%%
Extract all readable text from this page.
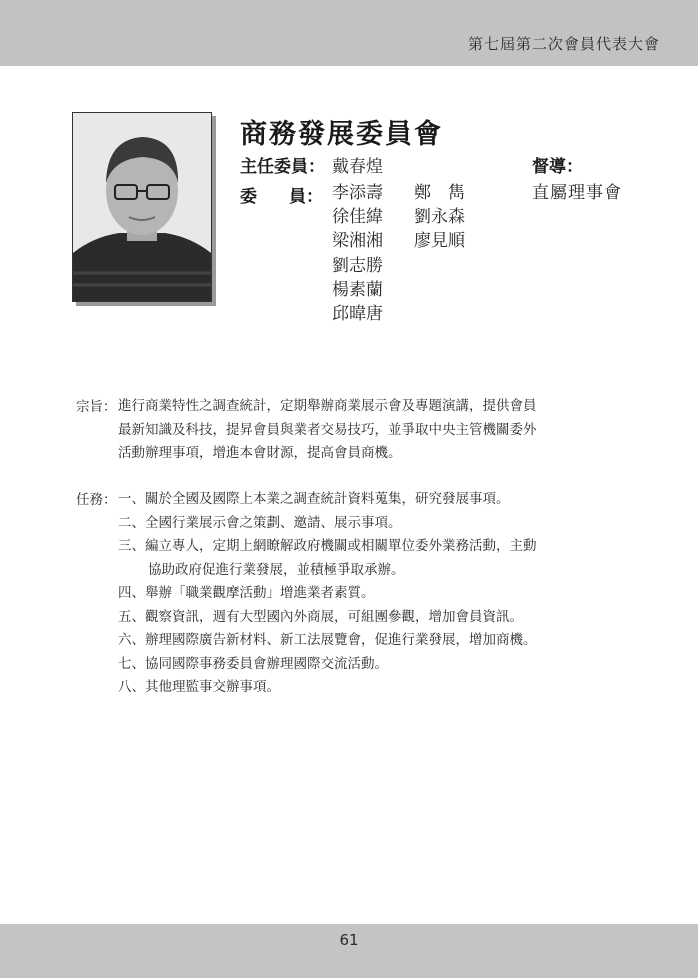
第七屆第二次會員代表大會
商務發展委員會
主任委員： 戴春煌
委 員： 李添壽
徐佳緯
梁湘湘
劉志勝
楊素蘭
邱暐唐
鄭　雋
劉永森
廖見順
督導：
直屬理事會
宗旨： 進行商業特性之調查統計，定期舉辦商業展示會及專題演講，提供會員
最新知識及科技，提昇會員與業者交易技巧，並爭取中央主管機關委外
活動辦理事項，增進本會財源，提高會員商機。
任務： 一、關於全國及國際上本業之調查統計資料蒐集，研究發展事項。
二、全國行業展示會之策劃、邀請、展示事項。
三、編立專人，定期上網瞭解政府機關或相關單位委外業務活動，主動
協助政府促進行業發展，並積極爭取承辦。
四、舉辦「職業觀摩活動」增進業者素質。
五、觀察資訊，週有大型國內外商展，可組團參觀，增加會員資訊。
六、辦理國際廣告新材料、新工法展覽會，促進行業發展，增加商機。
七、協同國際事務委員會辦理國際交流活動。
八、其他理監事交辦事項。
61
%%
* [TASK]:
Transcribe all of the records above character for character. Exclude the pictures.

* [TASK RESPONSE]:
Extract all readable text from this page.
第七屆第二次會員代表大會
商務發展委員會
主任委員： 戴春煌
委 員： 李添壽
徐佳緯
梁湘湘
劉志勝
楊素蘭
邱暐唐
鄭　雋
劉永森
廖見順
督導：
直屬理事會
宗旨： 進行商業特性之調查統計，定期舉辦商業展示會及專題演講，提供會員
最新知識及科技，提昇會員與業者交易技巧，並爭取中央主管機關委外
活動辦理事項，增進本會財源，提高會員商機。
任務： 一、關於全國及國際上本業之調查統計資料蒐集，研究發展事項。
二、全國行業展示會之策劃、邀請、展示事項。
三、編立專人，定期上網瞭解政府機關或相關單位委外業務活動，主動
協助政府促進行業發展，並積極爭取承辦。
四、舉辦「職業觀摩活動」增進業者素質。
五、觀察資訊，週有大型國內外商展，可組團參觀，增加會員資訊。
六、辦理國際廣告新材料、新工法展覽會，促進行業發展，增加商機。
七、協同國際事務委員會辦理國際交流活動。
八、其他理監事交辦事項。
61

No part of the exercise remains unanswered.